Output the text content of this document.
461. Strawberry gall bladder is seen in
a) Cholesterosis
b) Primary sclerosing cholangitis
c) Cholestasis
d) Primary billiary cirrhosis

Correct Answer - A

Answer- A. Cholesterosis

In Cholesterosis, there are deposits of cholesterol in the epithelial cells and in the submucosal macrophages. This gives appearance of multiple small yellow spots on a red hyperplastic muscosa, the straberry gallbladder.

**********

## Required action
Would you output every line of the listing exactly as given?

## Response box
Output the text content of this document.
461. Strawberry gall bladder is seen in
a) Cholesterosis
b) Primary sclerosing cholangitis
c) Cholestasis
d) Primary billiary cirrhosis

Correct Answer - A

Answer- A. Cholesterosis

In Cholesterosis, there are deposits of cholesterol in the epithelial cells and in the submucosal macrophages. This gives appearance of multiple small yellow spots on a red hyperplastic muscosa, the straberry gallbladder.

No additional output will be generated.